+++ Selection +++

Wedgwood, p. 433, says of Sir Ralph (who served in Parliament as M.P.
from Northamptonshire, 1472-75), that he "M. by 1463 Amy, presumably a
Vaux of Harrowden, N"hants." His source is Geneal. N.S. xxi 71.
Further, he says that his will, dated Sep 17 and probated Dec 1 1495
named "Amy his wife residuary legatee and exix." His source for this is
P.C.C. 27 vox.
Can any one settle this discrepancy? Jane Haviland, whose two sons
immigrated to Massachusetts with her widower in 1640, was a 5th
generation descendant of Florence Hastings and Lord Grey of Wilton. I am
an eleventh generation descendant of Jane Haviland.
John Steele Gordon
Proof of Amy's parentage may be found in Early Chancery Proceedings, where you
may find a suit filed by Amy's five daughters and co-heiresses and her sister,
Margery, they being heirs of John Tattershall. Also please see the Victoria
County History of Essex which shows that Amy was heiress of Wanstead, Essex.
If you need the specific page citations for these sources, I can provide them
later if you need them. The Tattershall arms are given in the Visitation of
Kent published by the Harleian Society under the Roper pedigree.

+++ Supplied material +++

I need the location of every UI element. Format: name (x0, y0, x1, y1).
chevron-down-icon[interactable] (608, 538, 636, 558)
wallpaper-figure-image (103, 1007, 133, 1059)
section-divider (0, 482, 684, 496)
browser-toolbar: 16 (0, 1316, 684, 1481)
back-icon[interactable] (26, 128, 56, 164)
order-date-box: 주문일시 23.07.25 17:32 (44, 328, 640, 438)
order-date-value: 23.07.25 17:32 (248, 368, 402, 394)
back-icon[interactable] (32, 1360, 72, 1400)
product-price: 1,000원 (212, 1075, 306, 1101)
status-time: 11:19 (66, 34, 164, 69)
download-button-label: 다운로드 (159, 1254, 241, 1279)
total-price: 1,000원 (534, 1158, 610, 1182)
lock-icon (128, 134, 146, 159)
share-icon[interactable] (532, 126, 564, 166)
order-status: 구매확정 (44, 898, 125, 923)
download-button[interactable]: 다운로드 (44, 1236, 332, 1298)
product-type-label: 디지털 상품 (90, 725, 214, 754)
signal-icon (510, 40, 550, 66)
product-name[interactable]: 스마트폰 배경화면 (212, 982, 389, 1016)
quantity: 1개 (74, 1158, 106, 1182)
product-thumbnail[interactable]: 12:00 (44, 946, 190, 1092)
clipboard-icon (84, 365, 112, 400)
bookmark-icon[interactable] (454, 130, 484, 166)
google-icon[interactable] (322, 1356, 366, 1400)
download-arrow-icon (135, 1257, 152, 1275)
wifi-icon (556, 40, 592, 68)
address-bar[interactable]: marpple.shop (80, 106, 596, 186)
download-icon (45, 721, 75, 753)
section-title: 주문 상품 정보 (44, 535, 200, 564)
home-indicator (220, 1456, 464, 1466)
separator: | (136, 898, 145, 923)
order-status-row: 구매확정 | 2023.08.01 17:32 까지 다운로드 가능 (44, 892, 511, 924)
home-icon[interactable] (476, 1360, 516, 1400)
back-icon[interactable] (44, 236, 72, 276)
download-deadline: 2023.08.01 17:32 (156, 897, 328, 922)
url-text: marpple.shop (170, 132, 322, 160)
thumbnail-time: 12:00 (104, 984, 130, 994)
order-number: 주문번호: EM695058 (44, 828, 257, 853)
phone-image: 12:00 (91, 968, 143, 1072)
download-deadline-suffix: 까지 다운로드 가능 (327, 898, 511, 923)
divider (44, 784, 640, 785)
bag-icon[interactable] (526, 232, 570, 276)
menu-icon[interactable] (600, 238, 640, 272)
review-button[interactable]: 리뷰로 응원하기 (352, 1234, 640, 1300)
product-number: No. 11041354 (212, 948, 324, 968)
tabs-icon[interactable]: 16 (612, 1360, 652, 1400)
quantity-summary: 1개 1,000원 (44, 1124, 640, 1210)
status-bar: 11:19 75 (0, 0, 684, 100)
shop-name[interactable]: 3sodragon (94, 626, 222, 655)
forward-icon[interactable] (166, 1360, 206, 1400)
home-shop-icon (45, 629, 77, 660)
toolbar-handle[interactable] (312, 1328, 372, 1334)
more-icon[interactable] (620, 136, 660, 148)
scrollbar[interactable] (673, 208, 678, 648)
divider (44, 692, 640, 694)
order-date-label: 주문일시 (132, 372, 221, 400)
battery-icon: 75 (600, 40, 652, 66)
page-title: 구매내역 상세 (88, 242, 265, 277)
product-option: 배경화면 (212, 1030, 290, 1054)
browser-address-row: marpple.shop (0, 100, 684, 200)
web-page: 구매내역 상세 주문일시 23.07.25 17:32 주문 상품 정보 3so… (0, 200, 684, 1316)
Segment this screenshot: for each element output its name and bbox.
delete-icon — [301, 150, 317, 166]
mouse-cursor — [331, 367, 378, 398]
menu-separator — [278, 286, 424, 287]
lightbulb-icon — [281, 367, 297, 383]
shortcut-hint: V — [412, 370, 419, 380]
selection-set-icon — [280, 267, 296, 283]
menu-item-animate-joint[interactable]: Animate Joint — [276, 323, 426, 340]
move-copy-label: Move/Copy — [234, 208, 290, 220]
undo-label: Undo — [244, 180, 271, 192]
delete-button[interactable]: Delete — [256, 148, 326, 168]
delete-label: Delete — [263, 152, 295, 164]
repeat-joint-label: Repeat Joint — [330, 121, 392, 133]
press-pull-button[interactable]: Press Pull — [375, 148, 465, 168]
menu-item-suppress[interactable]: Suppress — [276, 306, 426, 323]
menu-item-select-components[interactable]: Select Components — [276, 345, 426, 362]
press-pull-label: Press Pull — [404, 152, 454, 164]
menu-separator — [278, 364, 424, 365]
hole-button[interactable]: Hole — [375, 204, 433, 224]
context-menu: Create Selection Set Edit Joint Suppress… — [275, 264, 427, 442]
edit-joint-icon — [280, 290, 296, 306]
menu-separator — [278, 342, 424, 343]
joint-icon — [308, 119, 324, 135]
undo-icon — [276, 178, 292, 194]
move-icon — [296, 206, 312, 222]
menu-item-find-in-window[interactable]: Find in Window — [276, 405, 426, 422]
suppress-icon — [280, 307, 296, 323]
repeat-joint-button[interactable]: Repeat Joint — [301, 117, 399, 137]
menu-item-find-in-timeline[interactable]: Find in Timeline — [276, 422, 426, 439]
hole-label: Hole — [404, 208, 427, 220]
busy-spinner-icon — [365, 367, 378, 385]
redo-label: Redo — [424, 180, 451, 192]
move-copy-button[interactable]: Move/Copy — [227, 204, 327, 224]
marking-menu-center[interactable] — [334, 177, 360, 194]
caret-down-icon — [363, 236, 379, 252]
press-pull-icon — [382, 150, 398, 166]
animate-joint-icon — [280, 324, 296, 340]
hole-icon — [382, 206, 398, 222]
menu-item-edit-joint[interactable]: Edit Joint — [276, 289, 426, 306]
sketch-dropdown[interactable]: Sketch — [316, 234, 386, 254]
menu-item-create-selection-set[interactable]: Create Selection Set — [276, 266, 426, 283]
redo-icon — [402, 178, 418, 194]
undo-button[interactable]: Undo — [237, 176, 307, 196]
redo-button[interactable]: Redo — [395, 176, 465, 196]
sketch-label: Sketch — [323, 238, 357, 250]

+++

_Short problem_
Extend the genealogy exchange about Sir Ralph's wife Amy, starting after its last sentence. This material has no connection to the text about Sir Ralph's wife Amy.

_Result for this exercise_
For the new Plantagenet ancestry of Sir Ralph Hastings, please see the 2nd
edition of Plantaganet Ancestry by David Faris scheduled to be published about
April by Genealogical Publishing Company of Baltimore. For Sir Ralph's Magna
Carta Ancestry, see David Faris and my new book, Magna Carta Ancestry, also
scheduled for publication about April by GPC.
I hope this helps. All for now. Douglas Richardson
I just show Jane Haviland died before February 04, 1670/71. Your post makes
her dead by 1640. Is my understanding of your post correct and would you have
the death date?
Thanks,
Dave Botts
> I just show Jane Haviland died before February 04, 1670/71.
That date come from the fact that her brother, the Reverend Matthew Haviland,
referred in his will, which was proved on Feb 4, 1670/1, to his sister "Jane,
late Wife of William Torry, Gent., of New Ingland." (See Faris, p. 137).
> Your post makes
> her dead by 1640. Is my understanding of your post correct and would you have
> the death date?
She did not come to Massachusetts with him and their two infant sons in 1640, so
she must have been dead at that point. To be sure, many an American immigrant
left behind a living wife in England. My Maryland ancestor Col. Charles Hutchins
did exactly that, and married bigamously once he got here. Wife number one, I'm
happy to say, successfully sued his estate thirty years later. But absconding
husbands would hardly have brought infant children with them.
I have a notation that Jane Haviland died before Apr 27, 1639, but, I'm
embarrassed to say, I haven't the faintest where it might have come from. Perhaps
Frederic Torrey's The Torrey Families in America (1924), which is hard to get hold
of as only 500 copies were printed.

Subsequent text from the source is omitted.